▶ _Instruction_:
Copy out the entries below, unchanged, from the line containing "where is each" through the line containing "8, 925, 49]", with both of those lines included.
-- START Data records --
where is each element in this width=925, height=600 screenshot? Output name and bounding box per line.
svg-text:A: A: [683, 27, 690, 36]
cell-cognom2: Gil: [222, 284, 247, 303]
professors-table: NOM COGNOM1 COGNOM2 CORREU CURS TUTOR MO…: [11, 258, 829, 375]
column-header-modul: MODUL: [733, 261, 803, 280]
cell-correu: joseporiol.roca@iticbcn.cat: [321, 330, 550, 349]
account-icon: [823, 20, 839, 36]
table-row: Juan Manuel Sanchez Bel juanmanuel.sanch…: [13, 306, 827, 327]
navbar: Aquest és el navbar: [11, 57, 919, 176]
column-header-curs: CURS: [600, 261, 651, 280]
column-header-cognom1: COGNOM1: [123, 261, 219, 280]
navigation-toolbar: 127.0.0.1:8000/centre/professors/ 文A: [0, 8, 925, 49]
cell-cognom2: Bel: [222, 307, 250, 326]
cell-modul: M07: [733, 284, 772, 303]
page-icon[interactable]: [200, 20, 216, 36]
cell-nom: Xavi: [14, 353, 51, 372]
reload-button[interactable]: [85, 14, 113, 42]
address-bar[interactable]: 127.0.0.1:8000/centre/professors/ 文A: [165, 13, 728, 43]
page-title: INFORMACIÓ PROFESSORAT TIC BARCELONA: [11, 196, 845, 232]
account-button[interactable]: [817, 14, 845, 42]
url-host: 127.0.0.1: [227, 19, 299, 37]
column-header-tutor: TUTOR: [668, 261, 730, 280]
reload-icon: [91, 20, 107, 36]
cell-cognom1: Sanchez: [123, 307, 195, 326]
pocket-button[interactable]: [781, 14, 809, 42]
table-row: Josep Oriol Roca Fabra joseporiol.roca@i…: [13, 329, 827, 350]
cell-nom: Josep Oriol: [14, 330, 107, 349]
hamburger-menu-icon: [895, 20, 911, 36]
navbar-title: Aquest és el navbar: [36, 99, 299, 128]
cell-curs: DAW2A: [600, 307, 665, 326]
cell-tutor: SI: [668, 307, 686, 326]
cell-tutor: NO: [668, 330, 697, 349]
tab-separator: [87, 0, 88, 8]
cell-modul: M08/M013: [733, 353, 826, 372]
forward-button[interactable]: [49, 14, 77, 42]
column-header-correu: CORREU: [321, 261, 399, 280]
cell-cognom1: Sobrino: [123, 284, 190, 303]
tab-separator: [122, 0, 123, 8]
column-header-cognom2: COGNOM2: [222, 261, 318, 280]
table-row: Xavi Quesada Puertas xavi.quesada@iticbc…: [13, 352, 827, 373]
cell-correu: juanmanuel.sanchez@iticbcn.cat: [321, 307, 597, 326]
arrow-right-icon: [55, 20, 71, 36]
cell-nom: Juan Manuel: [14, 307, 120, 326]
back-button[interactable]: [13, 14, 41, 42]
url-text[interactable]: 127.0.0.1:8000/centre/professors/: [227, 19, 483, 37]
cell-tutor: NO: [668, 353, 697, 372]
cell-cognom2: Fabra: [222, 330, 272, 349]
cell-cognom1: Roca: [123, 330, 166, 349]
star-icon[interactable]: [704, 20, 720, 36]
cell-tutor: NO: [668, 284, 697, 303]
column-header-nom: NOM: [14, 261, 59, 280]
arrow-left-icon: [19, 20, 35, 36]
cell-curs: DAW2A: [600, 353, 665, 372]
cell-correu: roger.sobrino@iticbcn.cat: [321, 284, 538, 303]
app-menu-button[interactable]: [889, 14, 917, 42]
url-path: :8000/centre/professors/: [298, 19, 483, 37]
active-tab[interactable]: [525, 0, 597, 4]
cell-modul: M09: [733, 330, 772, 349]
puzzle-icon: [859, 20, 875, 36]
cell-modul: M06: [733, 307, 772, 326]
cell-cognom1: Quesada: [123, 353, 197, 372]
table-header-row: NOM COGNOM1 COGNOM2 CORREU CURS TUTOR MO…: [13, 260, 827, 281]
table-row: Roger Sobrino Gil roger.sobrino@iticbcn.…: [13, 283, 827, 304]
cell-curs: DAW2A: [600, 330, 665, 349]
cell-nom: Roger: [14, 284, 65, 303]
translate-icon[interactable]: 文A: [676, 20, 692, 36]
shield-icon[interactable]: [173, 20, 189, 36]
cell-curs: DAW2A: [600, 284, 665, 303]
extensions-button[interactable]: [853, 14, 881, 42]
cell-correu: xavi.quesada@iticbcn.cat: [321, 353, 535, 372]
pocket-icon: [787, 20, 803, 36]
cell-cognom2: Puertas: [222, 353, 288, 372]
-- END Data records --
-- START Data records --
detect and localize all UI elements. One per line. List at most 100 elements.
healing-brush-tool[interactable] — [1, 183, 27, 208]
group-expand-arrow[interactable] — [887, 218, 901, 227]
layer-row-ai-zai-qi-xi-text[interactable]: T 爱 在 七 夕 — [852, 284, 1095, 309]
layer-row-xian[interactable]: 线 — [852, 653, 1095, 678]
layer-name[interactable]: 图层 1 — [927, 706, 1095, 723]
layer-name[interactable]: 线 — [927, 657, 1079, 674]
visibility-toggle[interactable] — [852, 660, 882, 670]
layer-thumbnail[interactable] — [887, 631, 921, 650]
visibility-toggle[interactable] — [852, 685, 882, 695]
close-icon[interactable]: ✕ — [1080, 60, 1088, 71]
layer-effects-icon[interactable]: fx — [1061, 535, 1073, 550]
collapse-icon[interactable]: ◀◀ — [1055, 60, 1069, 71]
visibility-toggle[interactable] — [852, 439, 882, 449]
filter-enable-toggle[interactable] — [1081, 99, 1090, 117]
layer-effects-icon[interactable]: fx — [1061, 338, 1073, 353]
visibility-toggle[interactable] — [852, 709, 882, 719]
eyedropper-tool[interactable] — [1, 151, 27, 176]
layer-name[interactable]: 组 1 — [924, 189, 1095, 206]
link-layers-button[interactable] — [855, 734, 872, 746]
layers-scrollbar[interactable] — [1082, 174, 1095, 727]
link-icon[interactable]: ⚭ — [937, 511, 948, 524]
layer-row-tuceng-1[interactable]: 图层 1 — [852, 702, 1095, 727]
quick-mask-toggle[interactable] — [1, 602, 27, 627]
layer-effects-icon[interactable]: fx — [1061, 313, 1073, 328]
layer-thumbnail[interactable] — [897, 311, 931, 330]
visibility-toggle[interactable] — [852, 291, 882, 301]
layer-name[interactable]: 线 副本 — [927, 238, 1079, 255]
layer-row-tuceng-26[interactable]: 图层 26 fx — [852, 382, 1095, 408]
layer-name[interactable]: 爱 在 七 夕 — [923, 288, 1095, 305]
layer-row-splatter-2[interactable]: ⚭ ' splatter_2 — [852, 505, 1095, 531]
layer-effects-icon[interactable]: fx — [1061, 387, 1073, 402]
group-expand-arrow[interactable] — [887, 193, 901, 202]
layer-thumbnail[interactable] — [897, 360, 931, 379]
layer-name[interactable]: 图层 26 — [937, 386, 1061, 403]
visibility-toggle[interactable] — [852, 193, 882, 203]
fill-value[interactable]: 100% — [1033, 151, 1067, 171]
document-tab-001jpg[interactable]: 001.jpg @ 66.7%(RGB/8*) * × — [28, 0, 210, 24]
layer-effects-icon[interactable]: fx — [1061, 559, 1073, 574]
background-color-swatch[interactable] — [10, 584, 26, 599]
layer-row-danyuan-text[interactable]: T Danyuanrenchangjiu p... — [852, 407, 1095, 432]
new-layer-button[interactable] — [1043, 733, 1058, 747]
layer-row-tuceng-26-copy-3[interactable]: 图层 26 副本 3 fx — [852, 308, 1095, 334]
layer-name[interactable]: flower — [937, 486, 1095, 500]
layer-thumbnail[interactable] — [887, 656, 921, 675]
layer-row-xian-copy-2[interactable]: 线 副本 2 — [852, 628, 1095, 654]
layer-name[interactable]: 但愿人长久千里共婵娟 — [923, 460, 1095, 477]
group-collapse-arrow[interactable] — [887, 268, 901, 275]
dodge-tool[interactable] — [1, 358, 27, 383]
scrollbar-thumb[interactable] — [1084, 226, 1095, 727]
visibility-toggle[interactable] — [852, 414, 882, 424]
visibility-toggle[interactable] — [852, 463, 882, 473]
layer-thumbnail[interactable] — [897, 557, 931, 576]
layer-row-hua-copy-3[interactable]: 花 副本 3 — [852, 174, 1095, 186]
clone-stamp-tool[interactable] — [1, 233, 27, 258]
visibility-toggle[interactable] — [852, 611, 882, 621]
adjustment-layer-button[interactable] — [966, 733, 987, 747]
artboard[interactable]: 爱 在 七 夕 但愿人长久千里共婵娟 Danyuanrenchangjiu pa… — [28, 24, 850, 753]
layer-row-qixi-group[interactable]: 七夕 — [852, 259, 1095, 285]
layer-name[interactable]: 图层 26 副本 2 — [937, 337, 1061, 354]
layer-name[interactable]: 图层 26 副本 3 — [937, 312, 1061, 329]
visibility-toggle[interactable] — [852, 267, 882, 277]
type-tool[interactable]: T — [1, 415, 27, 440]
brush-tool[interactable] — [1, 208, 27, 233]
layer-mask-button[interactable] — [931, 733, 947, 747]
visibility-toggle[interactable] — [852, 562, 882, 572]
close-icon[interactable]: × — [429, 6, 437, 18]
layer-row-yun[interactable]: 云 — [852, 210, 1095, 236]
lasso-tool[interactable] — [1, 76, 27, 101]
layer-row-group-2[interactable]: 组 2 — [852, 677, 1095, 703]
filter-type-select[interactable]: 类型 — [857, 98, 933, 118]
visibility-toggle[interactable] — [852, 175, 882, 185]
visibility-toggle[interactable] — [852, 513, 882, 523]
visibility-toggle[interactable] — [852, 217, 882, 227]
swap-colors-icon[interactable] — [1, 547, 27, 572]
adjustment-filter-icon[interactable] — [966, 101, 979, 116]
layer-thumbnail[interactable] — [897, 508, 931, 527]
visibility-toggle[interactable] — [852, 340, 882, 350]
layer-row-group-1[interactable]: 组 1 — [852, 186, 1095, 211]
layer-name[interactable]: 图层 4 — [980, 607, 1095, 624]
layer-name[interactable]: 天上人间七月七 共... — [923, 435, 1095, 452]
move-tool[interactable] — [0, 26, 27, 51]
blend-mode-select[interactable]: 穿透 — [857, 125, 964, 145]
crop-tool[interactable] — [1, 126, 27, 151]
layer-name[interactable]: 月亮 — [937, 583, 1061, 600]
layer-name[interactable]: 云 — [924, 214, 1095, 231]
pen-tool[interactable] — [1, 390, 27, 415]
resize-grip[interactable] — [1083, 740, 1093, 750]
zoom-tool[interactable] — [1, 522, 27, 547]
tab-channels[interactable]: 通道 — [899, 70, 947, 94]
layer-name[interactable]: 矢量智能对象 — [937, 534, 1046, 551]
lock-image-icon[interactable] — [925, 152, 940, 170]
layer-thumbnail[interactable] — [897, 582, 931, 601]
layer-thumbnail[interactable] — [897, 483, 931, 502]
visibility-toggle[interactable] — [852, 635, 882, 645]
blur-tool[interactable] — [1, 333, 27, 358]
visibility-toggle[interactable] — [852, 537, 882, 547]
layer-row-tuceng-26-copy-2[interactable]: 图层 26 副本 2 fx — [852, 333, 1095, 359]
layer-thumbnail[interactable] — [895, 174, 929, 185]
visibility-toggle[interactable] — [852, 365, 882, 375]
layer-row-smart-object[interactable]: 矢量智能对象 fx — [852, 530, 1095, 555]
-- END Data records --
▶ _Finished task_:
where is each element in this width=925, height=600 screenshot? Output name and bounding box per line.
svg-text:A: A: [683, 27, 690, 36]
cell-cognom2: Gil: [222, 284, 247, 303]
professors-table: NOM COGNOM1 COGNOM2 CORREU CURS TUTOR MO…: [11, 258, 829, 375]
column-header-modul: MODUL: [733, 261, 803, 280]
cell-correu: joseporiol.roca@iticbcn.cat: [321, 330, 550, 349]
account-icon: [823, 20, 839, 36]
table-row: Juan Manuel Sanchez Bel juanmanuel.sanch…: [13, 306, 827, 327]
navbar: Aquest és el navbar: [11, 57, 919, 176]
column-header-curs: CURS: [600, 261, 651, 280]
column-header-cognom1: COGNOM1: [123, 261, 219, 280]
navigation-toolbar: 127.0.0.1:8000/centre/professors/ 文A: [0, 8, 925, 49]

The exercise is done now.